*THE EXERCISE*. All lines featuring the string "this" are to be listed.

*Stored records*.
########################################
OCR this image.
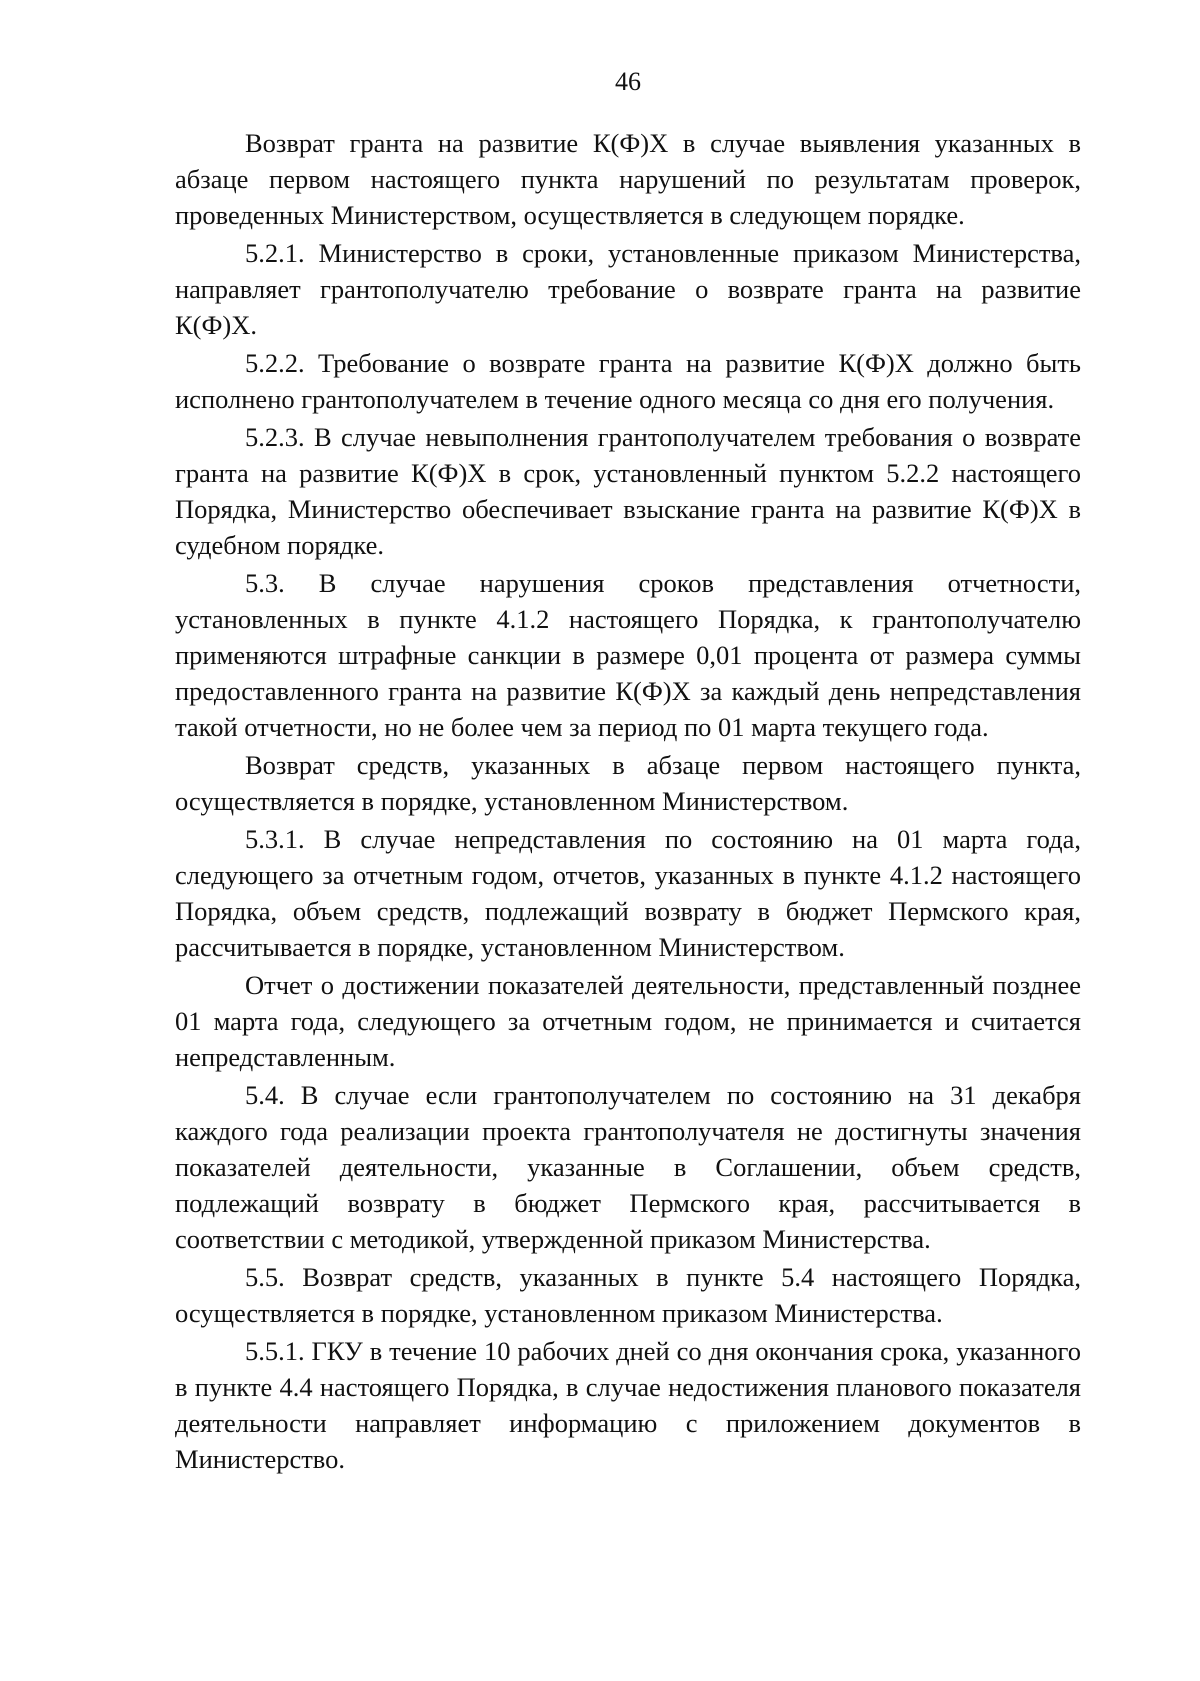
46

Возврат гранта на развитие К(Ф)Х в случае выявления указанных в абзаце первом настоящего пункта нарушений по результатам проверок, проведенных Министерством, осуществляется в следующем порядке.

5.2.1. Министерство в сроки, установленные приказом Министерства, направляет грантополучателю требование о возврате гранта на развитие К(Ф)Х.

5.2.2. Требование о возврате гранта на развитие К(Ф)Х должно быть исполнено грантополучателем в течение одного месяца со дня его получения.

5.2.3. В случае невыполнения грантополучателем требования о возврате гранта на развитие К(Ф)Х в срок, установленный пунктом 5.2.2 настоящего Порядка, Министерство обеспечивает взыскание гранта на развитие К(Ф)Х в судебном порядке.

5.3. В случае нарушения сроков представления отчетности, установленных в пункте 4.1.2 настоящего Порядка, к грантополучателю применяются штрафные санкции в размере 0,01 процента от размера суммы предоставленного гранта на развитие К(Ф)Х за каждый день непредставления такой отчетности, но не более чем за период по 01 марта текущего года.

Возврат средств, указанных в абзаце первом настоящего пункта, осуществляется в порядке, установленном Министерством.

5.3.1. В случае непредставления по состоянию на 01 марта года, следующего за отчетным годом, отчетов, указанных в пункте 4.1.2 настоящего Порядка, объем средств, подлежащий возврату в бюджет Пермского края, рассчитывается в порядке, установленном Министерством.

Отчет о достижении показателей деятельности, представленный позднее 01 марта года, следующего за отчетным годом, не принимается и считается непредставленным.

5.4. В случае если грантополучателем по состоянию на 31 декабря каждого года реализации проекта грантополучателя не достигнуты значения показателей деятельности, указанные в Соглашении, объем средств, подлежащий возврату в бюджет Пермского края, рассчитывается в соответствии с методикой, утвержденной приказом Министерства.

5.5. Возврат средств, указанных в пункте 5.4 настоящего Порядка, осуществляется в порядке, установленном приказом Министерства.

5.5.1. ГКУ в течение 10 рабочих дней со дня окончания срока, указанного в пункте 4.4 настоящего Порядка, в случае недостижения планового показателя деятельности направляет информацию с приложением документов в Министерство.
########################################
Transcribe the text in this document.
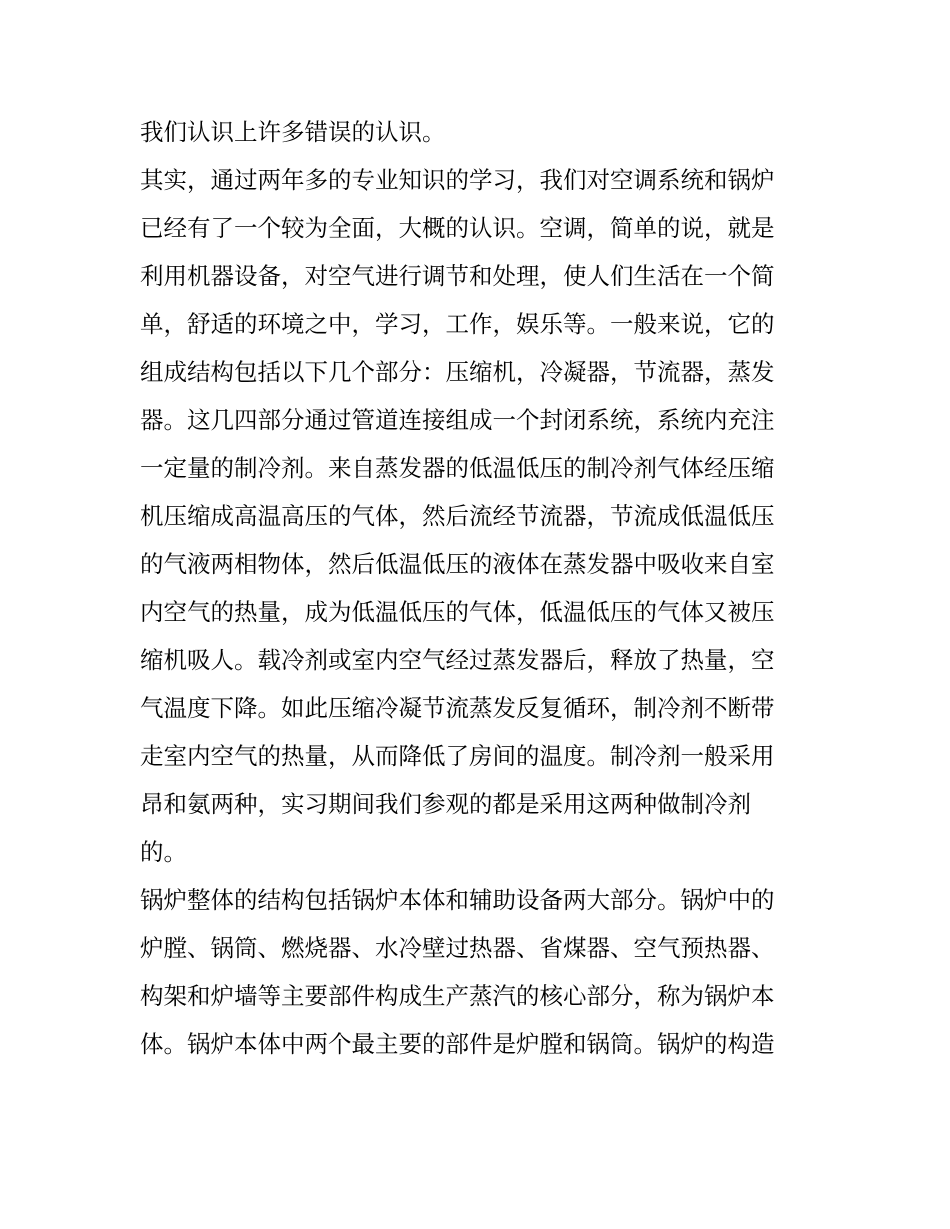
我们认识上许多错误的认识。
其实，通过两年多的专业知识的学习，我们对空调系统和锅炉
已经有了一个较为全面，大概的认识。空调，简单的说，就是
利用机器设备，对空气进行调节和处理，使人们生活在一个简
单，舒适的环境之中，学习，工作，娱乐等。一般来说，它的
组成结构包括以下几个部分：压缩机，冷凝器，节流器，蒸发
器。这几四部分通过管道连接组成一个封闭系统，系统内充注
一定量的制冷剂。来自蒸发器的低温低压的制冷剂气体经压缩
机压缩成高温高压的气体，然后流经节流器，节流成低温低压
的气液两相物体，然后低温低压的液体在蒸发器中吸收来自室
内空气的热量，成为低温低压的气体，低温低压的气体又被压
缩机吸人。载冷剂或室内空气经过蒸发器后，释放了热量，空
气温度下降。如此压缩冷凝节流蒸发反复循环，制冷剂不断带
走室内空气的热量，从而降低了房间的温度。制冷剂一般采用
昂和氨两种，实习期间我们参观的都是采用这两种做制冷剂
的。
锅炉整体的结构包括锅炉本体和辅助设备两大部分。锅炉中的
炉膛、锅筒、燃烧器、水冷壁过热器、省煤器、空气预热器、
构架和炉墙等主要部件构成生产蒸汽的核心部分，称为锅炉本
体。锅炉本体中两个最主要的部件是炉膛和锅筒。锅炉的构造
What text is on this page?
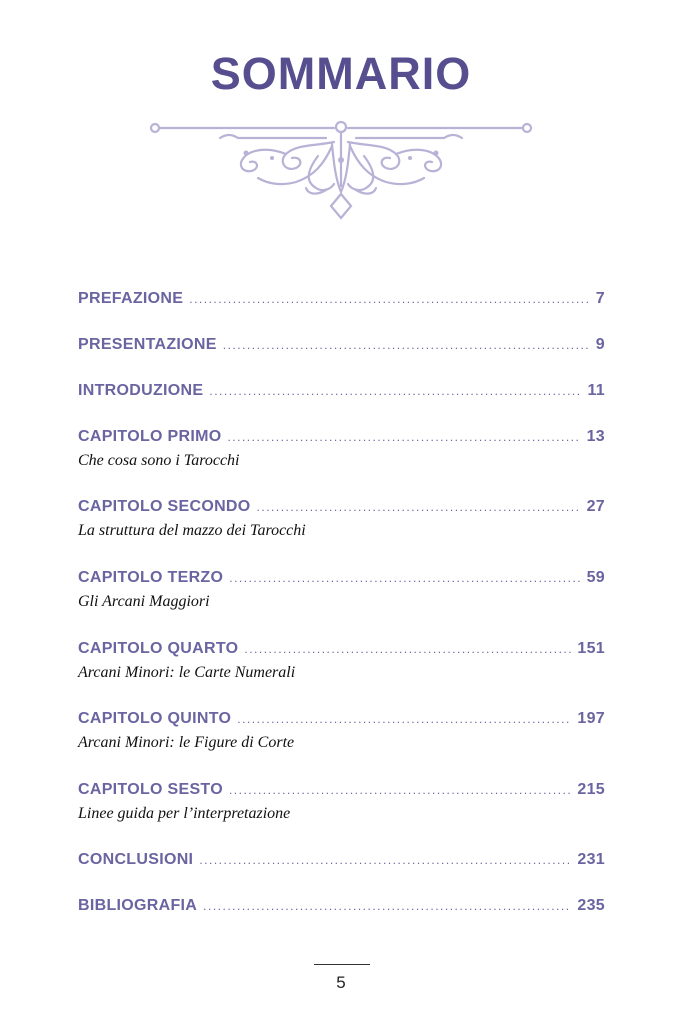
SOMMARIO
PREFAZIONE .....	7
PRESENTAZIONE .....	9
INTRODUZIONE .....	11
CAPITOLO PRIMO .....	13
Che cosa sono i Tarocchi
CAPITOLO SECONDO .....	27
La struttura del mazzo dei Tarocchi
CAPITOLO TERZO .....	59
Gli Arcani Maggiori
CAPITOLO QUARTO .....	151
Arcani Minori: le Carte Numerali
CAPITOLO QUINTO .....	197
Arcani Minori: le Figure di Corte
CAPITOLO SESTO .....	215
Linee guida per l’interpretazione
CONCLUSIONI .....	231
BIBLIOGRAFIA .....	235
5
########################################
*REPLY*.
OCR this image.
Transcribe the text in this document.
What text is on this page?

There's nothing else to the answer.